Which lines below hold the word "this"? Copy all of them.

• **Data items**

☆ ☆ ☆ ☆

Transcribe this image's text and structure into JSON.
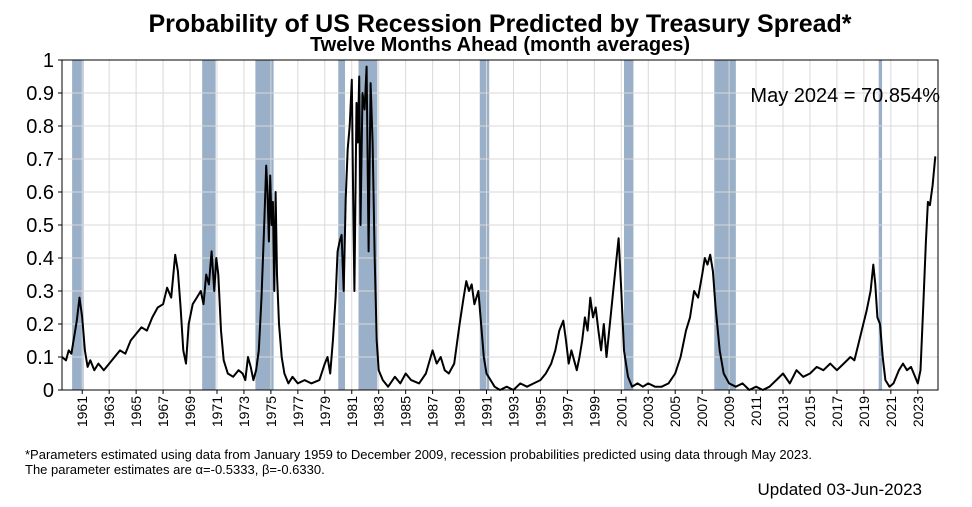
{
  "chart_data": {
    "type": "line",
    "title": "Probability of US Recession Predicted by Treasury Spread*",
    "subtitle": "Twelve Months Ahead (month averages)",
    "annotation": "May 2024 = 70.854%",
    "xlim": [
      1959.5,
      2024.5
    ],
    "ylim": [
      0,
      1
    ],
    "yticks": [
      0,
      0.1,
      0.2,
      0.3,
      0.4,
      0.5,
      0.6,
      0.7,
      0.8,
      0.9,
      1
    ],
    "ytick_labels": [
      "0",
      "0.1",
      "0.2",
      "0.3",
      "0.4",
      "0.5",
      "0.6",
      "0.7",
      "0.8",
      "0.9",
      "1"
    ],
    "xtick_labels": [
      "1961",
      "1963",
      "1965",
      "1967",
      "1969",
      "1971",
      "1973",
      "1975",
      "1977",
      "1979",
      "1981",
      "1983",
      "1985",
      "1987",
      "1989",
      "1991",
      "1993",
      "1995",
      "1997",
      "1999",
      "2001",
      "2003",
      "2005",
      "2007",
      "2009",
      "2011",
      "2013",
      "2015",
      "2017",
      "2019",
      "2021",
      "2023"
    ],
    "grid": true,
    "recession_color": "#9ab0c8",
    "line_color": "#000000",
    "recessions": [
      [
        1960.25,
        1961.1
      ],
      [
        1969.9,
        1970.9
      ],
      [
        1973.85,
        1975.2
      ],
      [
        1980.0,
        1980.5
      ],
      [
        1981.5,
        1982.9
      ],
      [
        1990.5,
        1991.2
      ],
      [
        2001.2,
        2001.9
      ],
      [
        2007.9,
        2009.5
      ],
      [
        2020.1,
        2020.35
      ]
    ],
    "series": [
      {
        "values": [
          [
            1959.5,
            0.1
          ],
          [
            1959.8,
            0.09
          ],
          [
            1960.0,
            0.12
          ],
          [
            1960.2,
            0.11
          ],
          [
            1960.4,
            0.16
          ],
          [
            1960.6,
            0.21
          ],
          [
            1960.8,
            0.28
          ],
          [
            1961.0,
            0.22
          ],
          [
            1961.2,
            0.12
          ],
          [
            1961.4,
            0.07
          ],
          [
            1961.6,
            0.09
          ],
          [
            1961.9,
            0.06
          ],
          [
            1962.2,
            0.08
          ],
          [
            1962.6,
            0.06
          ],
          [
            1963.0,
            0.08
          ],
          [
            1963.4,
            0.1
          ],
          [
            1963.8,
            0.12
          ],
          [
            1964.2,
            0.11
          ],
          [
            1964.6,
            0.15
          ],
          [
            1965.0,
            0.17
          ],
          [
            1965.4,
            0.19
          ],
          [
            1965.8,
            0.18
          ],
          [
            1966.2,
            0.22
          ],
          [
            1966.6,
            0.25
          ],
          [
            1967.0,
            0.26
          ],
          [
            1967.3,
            0.31
          ],
          [
            1967.6,
            0.28
          ],
          [
            1967.9,
            0.41
          ],
          [
            1968.1,
            0.36
          ],
          [
            1968.3,
            0.25
          ],
          [
            1968.5,
            0.12
          ],
          [
            1968.7,
            0.08
          ],
          [
            1968.9,
            0.2
          ],
          [
            1969.2,
            0.26
          ],
          [
            1969.5,
            0.28
          ],
          [
            1969.8,
            0.3
          ],
          [
            1970.0,
            0.26
          ],
          [
            1970.2,
            0.35
          ],
          [
            1970.4,
            0.32
          ],
          [
            1970.6,
            0.42
          ],
          [
            1970.8,
            0.3
          ],
          [
            1970.95,
            0.4
          ],
          [
            1971.1,
            0.35
          ],
          [
            1971.3,
            0.18
          ],
          [
            1971.5,
            0.09
          ],
          [
            1971.8,
            0.05
          ],
          [
            1972.2,
            0.04
          ],
          [
            1972.6,
            0.06
          ],
          [
            1972.9,
            0.05
          ],
          [
            1973.1,
            0.03
          ],
          [
            1973.3,
            0.1
          ],
          [
            1973.5,
            0.07
          ],
          [
            1973.7,
            0.03
          ],
          [
            1973.9,
            0.06
          ],
          [
            1974.1,
            0.12
          ],
          [
            1974.3,
            0.28
          ],
          [
            1974.5,
            0.5
          ],
          [
            1974.65,
            0.68
          ],
          [
            1974.75,
            0.6
          ],
          [
            1974.85,
            0.45
          ],
          [
            1974.95,
            0.65
          ],
          [
            1975.05,
            0.5
          ],
          [
            1975.15,
            0.57
          ],
          [
            1975.25,
            0.3
          ],
          [
            1975.35,
            0.6
          ],
          [
            1975.45,
            0.35
          ],
          [
            1975.6,
            0.2
          ],
          [
            1975.8,
            0.1
          ],
          [
            1976.0,
            0.05
          ],
          [
            1976.3,
            0.02
          ],
          [
            1976.6,
            0.04
          ],
          [
            1977.0,
            0.02
          ],
          [
            1977.5,
            0.03
          ],
          [
            1978.0,
            0.02
          ],
          [
            1978.6,
            0.03
          ],
          [
            1979.0,
            0.08
          ],
          [
            1979.2,
            0.1
          ],
          [
            1979.4,
            0.05
          ],
          [
            1979.6,
            0.15
          ],
          [
            1979.8,
            0.28
          ],
          [
            1979.95,
            0.42
          ],
          [
            1980.1,
            0.45
          ],
          [
            1980.25,
            0.47
          ],
          [
            1980.4,
            0.3
          ],
          [
            1980.55,
            0.58
          ],
          [
            1980.7,
            0.73
          ],
          [
            1980.85,
            0.8
          ],
          [
            1981.0,
            0.94
          ],
          [
            1981.1,
            0.6
          ],
          [
            1981.2,
            0.3
          ],
          [
            1981.35,
            0.87
          ],
          [
            1981.45,
            0.75
          ],
          [
            1981.55,
            0.95
          ],
          [
            1981.65,
            0.5
          ],
          [
            1981.8,
            0.9
          ],
          [
            1981.95,
            0.85
          ],
          [
            1982.1,
            0.98
          ],
          [
            1982.25,
            0.42
          ],
          [
            1982.4,
            0.93
          ],
          [
            1982.55,
            0.75
          ],
          [
            1982.7,
            0.4
          ],
          [
            1982.85,
            0.15
          ],
          [
            1983.0,
            0.06
          ],
          [
            1983.3,
            0.03
          ],
          [
            1983.7,
            0.01
          ],
          [
            1984.2,
            0.04
          ],
          [
            1984.6,
            0.02
          ],
          [
            1985.0,
            0.05
          ],
          [
            1985.4,
            0.03
          ],
          [
            1986.0,
            0.02
          ],
          [
            1986.5,
            0.05
          ],
          [
            1987.0,
            0.12
          ],
          [
            1987.3,
            0.08
          ],
          [
            1987.6,
            0.1
          ],
          [
            1987.9,
            0.06
          ],
          [
            1988.2,
            0.05
          ],
          [
            1988.6,
            0.08
          ],
          [
            1989.0,
            0.2
          ],
          [
            1989.3,
            0.28
          ],
          [
            1989.5,
            0.33
          ],
          [
            1989.7,
            0.3
          ],
          [
            1989.9,
            0.32
          ],
          [
            1990.1,
            0.26
          ],
          [
            1990.4,
            0.3
          ],
          [
            1990.6,
            0.2
          ],
          [
            1990.8,
            0.1
          ],
          [
            1991.0,
            0.05
          ],
          [
            1991.3,
            0.03
          ],
          [
            1991.6,
            0.01
          ],
          [
            1992.0,
            0.0
          ],
          [
            1992.5,
            0.01
          ],
          [
            1993.0,
            0.0
          ],
          [
            1993.5,
            0.02
          ],
          [
            1994.0,
            0.01
          ],
          [
            1994.5,
            0.02
          ],
          [
            1995.0,
            0.03
          ],
          [
            1995.4,
            0.05
          ],
          [
            1995.8,
            0.08
          ],
          [
            1996.1,
            0.12
          ],
          [
            1996.4,
            0.18
          ],
          [
            1996.7,
            0.21
          ],
          [
            1996.9,
            0.15
          ],
          [
            1997.1,
            0.08
          ],
          [
            1997.3,
            0.12
          ],
          [
            1997.5,
            0.09
          ],
          [
            1997.7,
            0.06
          ],
          [
            1997.9,
            0.1
          ],
          [
            1998.1,
            0.15
          ],
          [
            1998.3,
            0.22
          ],
          [
            1998.5,
            0.18
          ],
          [
            1998.7,
            0.28
          ],
          [
            1998.9,
            0.22
          ],
          [
            1999.1,
            0.25
          ],
          [
            1999.3,
            0.18
          ],
          [
            1999.5,
            0.12
          ],
          [
            1999.7,
            0.2
          ],
          [
            1999.9,
            0.1
          ],
          [
            2000.1,
            0.18
          ],
          [
            2000.4,
            0.3
          ],
          [
            2000.6,
            0.38
          ],
          [
            2000.8,
            0.46
          ],
          [
            2001.0,
            0.3
          ],
          [
            2001.2,
            0.12
          ],
          [
            2001.5,
            0.04
          ],
          [
            2001.8,
            0.01
          ],
          [
            2002.2,
            0.02
          ],
          [
            2002.6,
            0.01
          ],
          [
            2003.0,
            0.02
          ],
          [
            2003.5,
            0.01
          ],
          [
            2004.0,
            0.01
          ],
          [
            2004.5,
            0.02
          ],
          [
            2005.0,
            0.05
          ],
          [
            2005.4,
            0.1
          ],
          [
            2005.8,
            0.18
          ],
          [
            2006.1,
            0.22
          ],
          [
            2006.4,
            0.3
          ],
          [
            2006.7,
            0.28
          ],
          [
            2007.0,
            0.35
          ],
          [
            2007.2,
            0.4
          ],
          [
            2007.4,
            0.38
          ],
          [
            2007.6,
            0.41
          ],
          [
            2007.8,
            0.36
          ],
          [
            2008.0,
            0.25
          ],
          [
            2008.3,
            0.12
          ],
          [
            2008.6,
            0.05
          ],
          [
            2009.0,
            0.02
          ],
          [
            2009.5,
            0.01
          ],
          [
            2010.0,
            0.02
          ],
          [
            2010.5,
            0.0
          ],
          [
            2011.0,
            0.01
          ],
          [
            2011.5,
            0.0
          ],
          [
            2012.0,
            0.01
          ],
          [
            2012.5,
            0.03
          ],
          [
            2013.0,
            0.05
          ],
          [
            2013.5,
            0.02
          ],
          [
            2014.0,
            0.06
          ],
          [
            2014.5,
            0.04
          ],
          [
            2015.0,
            0.05
          ],
          [
            2015.5,
            0.07
          ],
          [
            2016.0,
            0.06
          ],
          [
            2016.5,
            0.08
          ],
          [
            2017.0,
            0.06
          ],
          [
            2017.5,
            0.08
          ],
          [
            2018.0,
            0.1
          ],
          [
            2018.3,
            0.09
          ],
          [
            2018.6,
            0.14
          ],
          [
            2018.9,
            0.19
          ],
          [
            2019.2,
            0.24
          ],
          [
            2019.5,
            0.3
          ],
          [
            2019.7,
            0.38
          ],
          [
            2019.85,
            0.32
          ],
          [
            2020.0,
            0.22
          ],
          [
            2020.2,
            0.2
          ],
          [
            2020.4,
            0.1
          ],
          [
            2020.6,
            0.03
          ],
          [
            2020.9,
            0.01
          ],
          [
            2021.2,
            0.02
          ],
          [
            2021.6,
            0.06
          ],
          [
            2021.9,
            0.08
          ],
          [
            2022.2,
            0.06
          ],
          [
            2022.5,
            0.07
          ],
          [
            2022.8,
            0.04
          ],
          [
            2023.0,
            0.02
          ],
          [
            2023.2,
            0.06
          ],
          [
            2023.4,
            0.25
          ],
          [
            2023.6,
            0.45
          ],
          [
            2023.75,
            0.57
          ],
          [
            2023.9,
            0.56
          ],
          [
            2024.1,
            0.62
          ],
          [
            2024.3,
            0.708
          ]
        ]
      }
    ]
  },
  "footnote_line1": "*Parameters estimated using data from January 1959 to December 2009, recession probabilities predicted using data through May 2023.",
  "footnote_line2": "The parameter estimates are α=-0.5333, β=-0.6330.",
  "updated": "Updated 03-Jun-2023"
}
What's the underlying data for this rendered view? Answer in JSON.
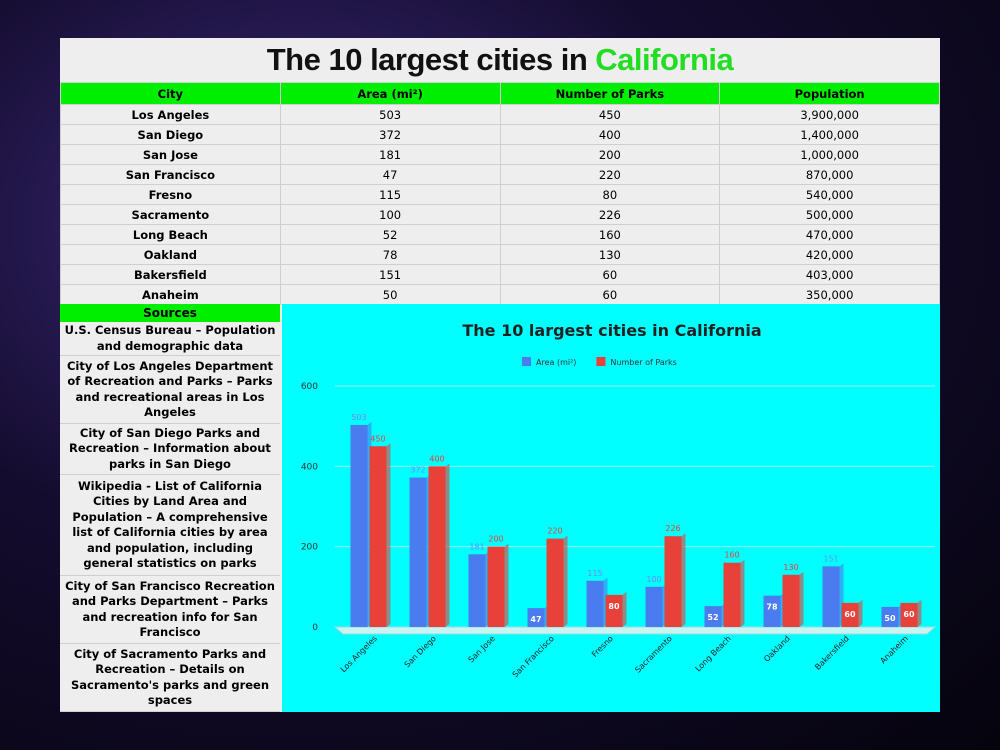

☆ ☆ ☆ ☆

• **FULL OUTPUT**
Transcribe this image's text and structure into JSON.
What's the underlying data for this rendered view? Answer in JSON.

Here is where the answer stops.